PROBLEM TO WORK ON: List each line of the data that holds the word "JSON".

Figure record listings:
+++
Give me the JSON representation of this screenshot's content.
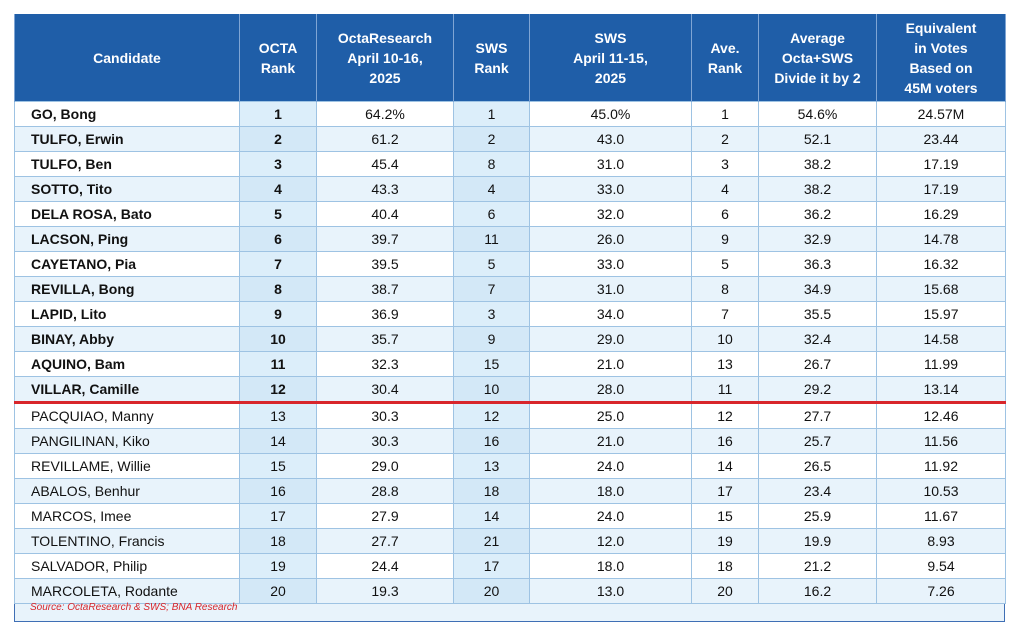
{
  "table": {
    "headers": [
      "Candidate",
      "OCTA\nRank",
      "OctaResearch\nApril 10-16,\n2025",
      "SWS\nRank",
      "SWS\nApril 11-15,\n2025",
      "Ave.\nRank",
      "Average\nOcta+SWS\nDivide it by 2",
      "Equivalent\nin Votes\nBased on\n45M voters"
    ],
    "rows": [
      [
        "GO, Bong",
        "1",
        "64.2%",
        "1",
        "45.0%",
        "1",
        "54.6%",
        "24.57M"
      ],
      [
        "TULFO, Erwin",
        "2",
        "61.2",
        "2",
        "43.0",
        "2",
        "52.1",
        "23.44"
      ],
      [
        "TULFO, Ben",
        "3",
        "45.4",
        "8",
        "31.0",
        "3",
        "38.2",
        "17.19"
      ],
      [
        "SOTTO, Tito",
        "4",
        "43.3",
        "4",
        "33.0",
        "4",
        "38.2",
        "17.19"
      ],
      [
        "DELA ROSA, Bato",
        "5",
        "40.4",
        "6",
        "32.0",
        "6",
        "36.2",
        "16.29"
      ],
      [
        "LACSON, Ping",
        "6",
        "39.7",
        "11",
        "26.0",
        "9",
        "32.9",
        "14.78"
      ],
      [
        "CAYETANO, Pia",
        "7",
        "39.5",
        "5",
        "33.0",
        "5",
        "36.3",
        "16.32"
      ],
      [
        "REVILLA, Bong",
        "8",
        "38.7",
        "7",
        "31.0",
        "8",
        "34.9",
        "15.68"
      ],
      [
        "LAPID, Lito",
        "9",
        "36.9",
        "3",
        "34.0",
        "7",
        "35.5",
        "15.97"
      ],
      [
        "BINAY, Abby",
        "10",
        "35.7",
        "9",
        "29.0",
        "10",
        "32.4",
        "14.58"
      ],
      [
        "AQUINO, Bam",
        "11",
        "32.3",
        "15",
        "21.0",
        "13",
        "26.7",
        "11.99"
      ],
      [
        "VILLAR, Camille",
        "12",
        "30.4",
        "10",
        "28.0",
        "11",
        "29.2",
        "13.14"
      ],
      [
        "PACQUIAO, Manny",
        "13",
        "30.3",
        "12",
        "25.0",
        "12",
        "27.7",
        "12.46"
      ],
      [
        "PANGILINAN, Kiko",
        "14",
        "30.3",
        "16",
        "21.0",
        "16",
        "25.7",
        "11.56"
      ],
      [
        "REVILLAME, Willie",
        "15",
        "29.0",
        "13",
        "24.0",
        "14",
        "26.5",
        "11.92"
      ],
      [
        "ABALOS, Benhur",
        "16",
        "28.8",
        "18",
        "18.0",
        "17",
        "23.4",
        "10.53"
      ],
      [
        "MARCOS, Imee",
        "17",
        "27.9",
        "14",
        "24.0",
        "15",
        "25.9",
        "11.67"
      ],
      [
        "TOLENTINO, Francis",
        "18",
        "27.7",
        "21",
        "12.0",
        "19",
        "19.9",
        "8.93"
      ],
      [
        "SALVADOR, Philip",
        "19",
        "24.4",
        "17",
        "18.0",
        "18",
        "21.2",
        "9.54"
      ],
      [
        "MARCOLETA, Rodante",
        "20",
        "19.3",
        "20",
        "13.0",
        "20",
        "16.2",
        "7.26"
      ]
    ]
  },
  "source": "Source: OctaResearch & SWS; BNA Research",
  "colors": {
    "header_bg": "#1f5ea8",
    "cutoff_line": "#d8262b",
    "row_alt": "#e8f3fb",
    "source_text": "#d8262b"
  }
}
+++
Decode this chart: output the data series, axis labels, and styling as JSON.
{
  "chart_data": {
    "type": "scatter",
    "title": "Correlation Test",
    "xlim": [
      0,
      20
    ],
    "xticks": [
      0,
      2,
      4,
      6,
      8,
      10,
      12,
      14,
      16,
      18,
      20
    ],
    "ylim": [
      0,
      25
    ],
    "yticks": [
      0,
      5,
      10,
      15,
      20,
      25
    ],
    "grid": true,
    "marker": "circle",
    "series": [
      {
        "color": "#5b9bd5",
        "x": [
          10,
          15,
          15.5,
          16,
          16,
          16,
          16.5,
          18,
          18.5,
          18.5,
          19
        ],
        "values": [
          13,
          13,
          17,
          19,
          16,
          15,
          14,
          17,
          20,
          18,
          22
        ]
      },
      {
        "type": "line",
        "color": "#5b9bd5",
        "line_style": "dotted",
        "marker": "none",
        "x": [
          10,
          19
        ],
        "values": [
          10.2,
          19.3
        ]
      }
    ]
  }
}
+++
ANSWER TO THE PROBLEM:
Give me the JSON representation of this screenshot's content.
Decode this chart: output the data series, axis labels, and styling as JSON.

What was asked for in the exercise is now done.